== JOB ==
Return every record below exactly as written, omitting any pictures.

== RECORDS FOR THIS EXERCISE ==
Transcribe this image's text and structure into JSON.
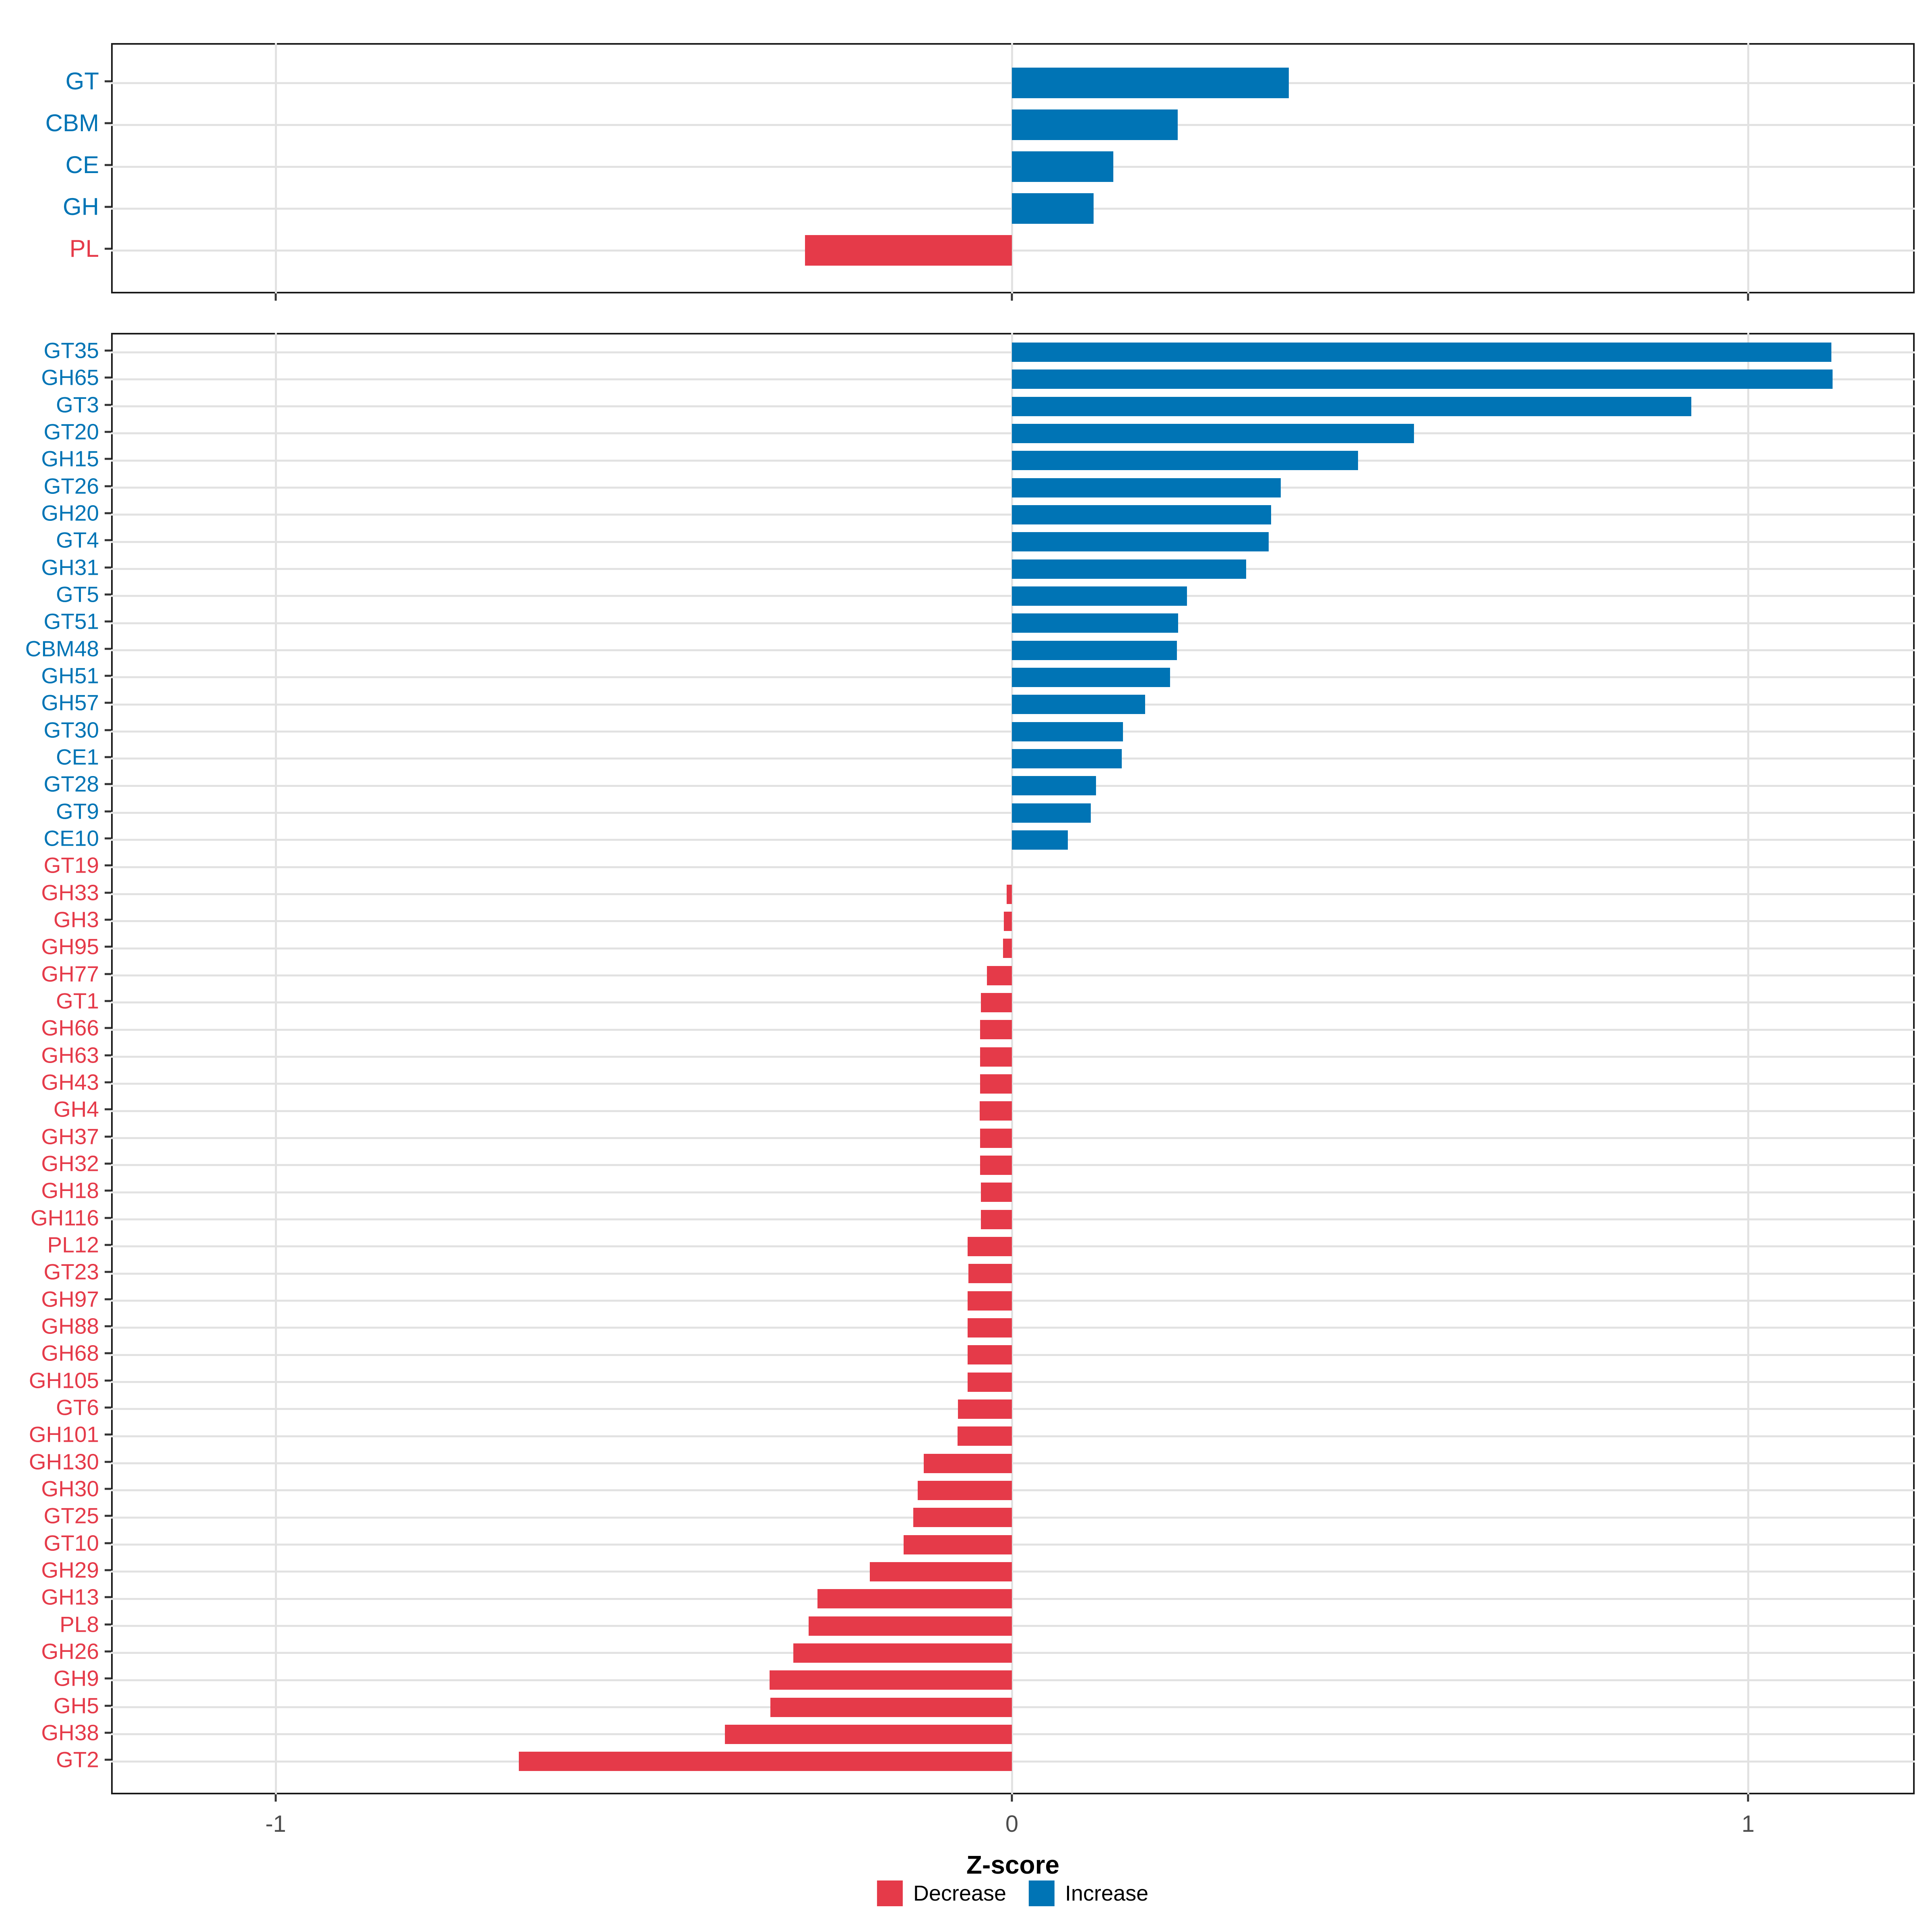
{
  "axis": {
    "label": "Z-score",
    "tick_labels": [
      "-1",
      "0",
      "1"
    ],
    "tick_values": [
      -1,
      0,
      1
    ]
  },
  "legend": {
    "items": [
      {
        "label": "Decrease",
        "color": "#e53a49"
      },
      {
        "label": "Increase",
        "color": "#0074b5"
      }
    ]
  },
  "colors": {
    "increase": "#0074b5",
    "decrease": "#e53a49",
    "grid": "#e2e2e2",
    "axis_text": "#4d4d4d",
    "tick": "#333333",
    "border": "#1a1a1a"
  },
  "chart_data": [
    {
      "id": "class-panel",
      "type": "bar",
      "orientation": "horizontal",
      "xlabel": "Z-score",
      "xlim": [
        -1.23,
        1.23
      ],
      "grid": true,
      "categories": [
        "GT",
        "CBM",
        "CE",
        "GH",
        "PL"
      ],
      "values": [
        0.376,
        0.225,
        0.138,
        0.111,
        -0.281
      ],
      "directions": [
        "Increase",
        "Increase",
        "Increase",
        "Increase",
        "Decrease"
      ]
    },
    {
      "id": "family-panel",
      "type": "bar",
      "orientation": "horizontal",
      "xlabel": "Z-score",
      "xlim": [
        -1.23,
        1.23
      ],
      "grid": true,
      "categories": [
        "GT35",
        "GH65",
        "GT3",
        "GT20",
        "GH15",
        "GT26",
        "GH20",
        "GT4",
        "GH31",
        "GT5",
        "GT51",
        "CBM48",
        "GH51",
        "GH57",
        "GT30",
        "CE1",
        "GT28",
        "GT9",
        "CE10",
        "GT19",
        "GH33",
        "GH3",
        "GH95",
        "GH77",
        "GT1",
        "GH66",
        "GH63",
        "GH43",
        "GH4",
        "GH37",
        "GH32",
        "GH18",
        "GH116",
        "PL12",
        "GT23",
        "GH97",
        "GH88",
        "GH68",
        "GH105",
        "GT6",
        "GH101",
        "GH130",
        "GH30",
        "GT25",
        "GT10",
        "GH29",
        "GH13",
        "PL8",
        "GH26",
        "GH9",
        "GH5",
        "GH38",
        "GT2"
      ],
      "values": [
        1.113,
        1.115,
        0.923,
        0.546,
        0.47,
        0.365,
        0.352,
        0.349,
        0.318,
        0.238,
        0.226,
        0.224,
        0.215,
        0.181,
        0.151,
        0.149,
        0.114,
        0.107,
        0.076,
        0,
        -0.007,
        -0.011,
        -0.012,
        -0.034,
        -0.042,
        -0.043,
        -0.043,
        -0.043,
        -0.044,
        -0.043,
        -0.043,
        -0.042,
        -0.042,
        -0.06,
        -0.059,
        -0.06,
        -0.06,
        -0.06,
        -0.06,
        -0.073,
        -0.074,
        -0.12,
        -0.128,
        -0.134,
        -0.147,
        -0.193,
        -0.264,
        -0.276,
        -0.297,
        -0.329,
        -0.328,
        -0.39,
        -0.67
      ],
      "directions": [
        "Increase",
        "Increase",
        "Increase",
        "Increase",
        "Increase",
        "Increase",
        "Increase",
        "Increase",
        "Increase",
        "Increase",
        "Increase",
        "Increase",
        "Increase",
        "Increase",
        "Increase",
        "Increase",
        "Increase",
        "Increase",
        "Increase",
        "Decrease",
        "Decrease",
        "Decrease",
        "Decrease",
        "Decrease",
        "Decrease",
        "Decrease",
        "Decrease",
        "Decrease",
        "Decrease",
        "Decrease",
        "Decrease",
        "Decrease",
        "Decrease",
        "Decrease",
        "Decrease",
        "Decrease",
        "Decrease",
        "Decrease",
        "Decrease",
        "Decrease",
        "Decrease",
        "Decrease",
        "Decrease",
        "Decrease",
        "Decrease",
        "Decrease",
        "Decrease",
        "Decrease",
        "Decrease",
        "Decrease",
        "Decrease",
        "Decrease",
        "Decrease"
      ]
    }
  ]
}
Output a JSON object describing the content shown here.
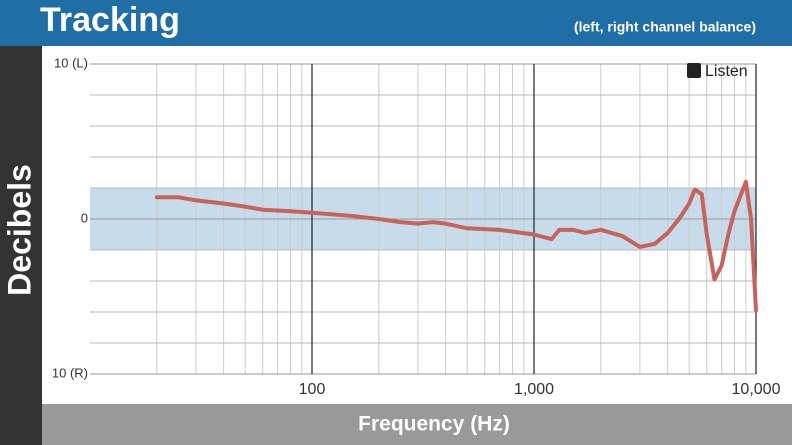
{
  "chart_data": {
    "type": "line",
    "title": "Tracking",
    "subtitle": "(left, right channel balance)",
    "y_label": "Decibels",
    "x_label": "Frequency (Hz)",
    "logo": "Listen",
    "x_log": true,
    "xlim": [
      10,
      10000
    ],
    "xticks": [
      100,
      {
        "value": 1000,
        "label": "1,000"
      },
      {
        "value": 10000,
        "label": "10,000"
      }
    ],
    "xminorticks": [
      20,
      30,
      40,
      50,
      60,
      70,
      80,
      90,
      200,
      300,
      400,
      500,
      600,
      700,
      800,
      900,
      2000,
      3000,
      4000,
      5000,
      6000,
      7000,
      8000,
      9000
    ],
    "ylim": [
      -10,
      10
    ],
    "yticks": [
      {
        "value": 10,
        "label": "10 (L)"
      },
      0,
      {
        "value": -10,
        "label": "10 (R)"
      }
    ],
    "yminorticks": [
      8,
      6,
      4,
      2,
      -2,
      -4,
      -6,
      -8
    ],
    "band": [
      -2,
      2
    ],
    "band_color": "#c6dcea",
    "grid": true,
    "series": [
      {
        "color": "#c8635c",
        "x": [
          20,
          25,
          30,
          40,
          50,
          60,
          80,
          100,
          150,
          200,
          250,
          300,
          350,
          400,
          500,
          700,
          1000,
          1200,
          1300,
          1500,
          1700,
          2000,
          2500,
          3000,
          3500,
          4000,
          4500,
          5000,
          5300,
          5700,
          6000,
          6500,
          7000,
          7500,
          8000,
          9000,
          9500,
          10000
        ],
        "values": [
          1.4,
          1.4,
          1.2,
          1.0,
          0.8,
          0.6,
          0.5,
          0.4,
          0.2,
          0.0,
          -0.2,
          -0.3,
          -0.2,
          -0.3,
          -0.6,
          -0.7,
          -1.0,
          -1.3,
          -0.7,
          -0.7,
          -0.9,
          -0.7,
          -1.1,
          -1.8,
          -1.6,
          -0.9,
          0.0,
          1.0,
          1.9,
          1.6,
          -1.0,
          -3.9,
          -3.0,
          -1.0,
          0.5,
          2.4,
          0.0,
          -5.9
        ]
      }
    ]
  }
}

== EXERCISE RESULT ==
Transcribe this image's text and structure into JSON.
{
  "axis": {
    "label": "Z-score",
    "tick_labels": [
      "-1",
      "0",
      "1"
    ],
    "tick_values": [
      -1,
      0,
      1
    ]
  },
  "legend": {
    "items": [
      {
        "label": "Decrease",
        "color": "#e53a49"
      },
      {
        "label": "Increase",
        "color": "#0074b5"
      }
    ]
  },
  "colors": {
    "increase": "#0074b5",
    "decrease": "#e53a49",
    "grid": "#e2e2e2",
    "axis_text": "#4d4d4d",
    "tick": "#333333",
    "border": "#1a1a1a"
  },
  "chart_data": [
    {
      "id": "class-panel",
      "type": "bar",
      "orientation": "horizontal",
      "xlabel": "Z-score",
      "xlim": [
        -1.23,
        1.23
      ],
      "grid": true,
      "categories": [
        "GT",
        "CBM",
        "CE",
        "GH",
        "PL"
      ],
      "values": [
        0.376,
        0.225,
        0.138,
        0.111,
        -0.281
      ],
      "directions": [
        "Increase",
        "Increase",
        "Increase",
        "Increase",
        "Decrease"
      ]
    },
    {
      "id": "family-panel",
      "type": "bar",
      "orientation": "horizontal",
      "xlabel": "Z-score",
      "xlim": [
        -1.23,
        1.23
      ],
      "grid": true,
      "categories": [
        "GT35",
        "GH65",
        "GT3",
        "GT20",
        "GH15",
        "GT26",
        "GH20",
        "GT4",
        "GH31",
        "GT5",
        "GT51",
        "CBM48",
        "GH51",
        "GH57",
        "GT30",
        "CE1",
        "GT28",
        "GT9",
        "CE10",
        "GT19",
        "GH33",
        "GH3",
        "GH95",
        "GH77",
        "GT1",
        "GH66",
        "GH63",
        "GH43",
        "GH4",
        "GH37",
        "GH32",
        "GH18",
        "GH116",
        "PL12",
        "GT23",
        "GH97",
        "GH88",
        "GH68",
        "GH105",
        "GT6",
        "GH101",
        "GH130",
        "GH30",
        "GT25",
        "GT10",
        "GH29",
        "GH13",
        "PL8",
        "GH26",
        "GH9",
        "GH5",
        "GH38",
        "GT2"
      ],
      "values": [
        1.113,
        1.115,
        0.923,
        0.546,
        0.47,
        0.365,
        0.352,
        0.349,
        0.318,
        0.238,
        0.226,
        0.224,
        0.215,
        0.181,
        0.151,
        0.149,
        0.114,
        0.107,
        0.076,
        0,
        -0.007,
        -0.011,
        -0.012,
        -0.034,
        -0.042,
        -0.043,
        -0.043,
        -0.043,
        -0.044,
        -0.043,
        -0.043,
        -0.042,
        -0.042,
        -0.06,
        -0.059,
        -0.06,
        -0.06,
        -0.06,
        -0.06,
        -0.073,
        -0.074,
        -0.12,
        -0.128,
        -0.134,
        -0.147,
        -0.193,
        -0.264,
        -0.276,
        -0.297,
        -0.329,
        -0.328,
        -0.39,
        -0.67
      ],
      "directions": [
        "Increase",
        "Increase",
        "Increase",
        "Increase",
        "Increase",
        "Increase",
        "Increase",
        "Increase",
        "Increase",
        "Increase",
        "Increase",
        "Increase",
        "Increase",
        "Increase",
        "Increase",
        "Increase",
        "Increase",
        "Increase",
        "Increase",
        "Decrease",
        "Decrease",
        "Decrease",
        "Decrease",
        "Decrease",
        "Decrease",
        "Decrease",
        "Decrease",
        "Decrease",
        "Decrease",
        "Decrease",
        "Decrease",
        "Decrease",
        "Decrease",
        "Decrease",
        "Decrease",
        "Decrease",
        "Decrease",
        "Decrease",
        "Decrease",
        "Decrease",
        "Decrease",
        "Decrease",
        "Decrease",
        "Decrease",
        "Decrease",
        "Decrease",
        "Decrease",
        "Decrease",
        "Decrease",
        "Decrease",
        "Decrease",
        "Decrease",
        "Decrease"
      ]
    }
  ]
}
Output a JSON object describing the content shown here.
{
  "chart_data": {
    "type": "line",
    "title": "Tracking",
    "subtitle": "(left, right channel balance)",
    "y_label": "Decibels",
    "x_label": "Frequency (Hz)",
    "logo": "Listen",
    "x_log": true,
    "xlim": [
      10,
      10000
    ],
    "xticks": [
      100,
      {
        "value": 1000,
        "label": "1,000"
      },
      {
        "value": 10000,
        "label": "10,000"
      }
    ],
    "xminorticks": [
      20,
      30,
      40,
      50,
      60,
      70,
      80,
      90,
      200,
      300,
      400,
      500,
      600,
      700,
      800,
      900,
      2000,
      3000,
      4000,
      5000,
      6000,
      7000,
      8000,
      9000
    ],
    "ylim": [
      -10,
      10
    ],
    "yticks": [
      {
        "value": 10,
        "label": "10 (L)"
      },
      0,
      {
        "value": -10,
        "label": "10 (R)"
      }
    ],
    "yminorticks": [
      8,
      6,
      4,
      2,
      -2,
      -4,
      -6,
      -8
    ],
    "band": [
      -2,
      2
    ],
    "band_color": "#c6dcea",
    "grid": true,
    "series": [
      {
        "color": "#c8635c",
        "x": [
          20,
          25,
          30,
          40,
          50,
          60,
          80,
          100,
          150,
          200,
          250,
          300,
          350,
          400,
          500,
          700,
          1000,
          1200,
          1300,
          1500,
          1700,
          2000,
          2500,
          3000,
          3500,
          4000,
          4500,
          5000,
          5300,
          5700,
          6000,
          6500,
          7000,
          7500,
          8000,
          9000,
          9500,
          10000
        ],
        "values": [
          1.4,
          1.4,
          1.2,
          1.0,
          0.8,
          0.6,
          0.5,
          0.4,
          0.2,
          0.0,
          -0.2,
          -0.3,
          -0.2,
          -0.3,
          -0.6,
          -0.7,
          -1.0,
          -1.3,
          -0.7,
          -0.7,
          -0.9,
          -0.7,
          -1.1,
          -1.8,
          -1.6,
          -0.9,
          0.0,
          1.0,
          1.9,
          1.6,
          -1.0,
          -3.9,
          -3.0,
          -1.0,
          0.5,
          2.4,
          0.0,
          -5.9
        ]
      }
    ]
  }
}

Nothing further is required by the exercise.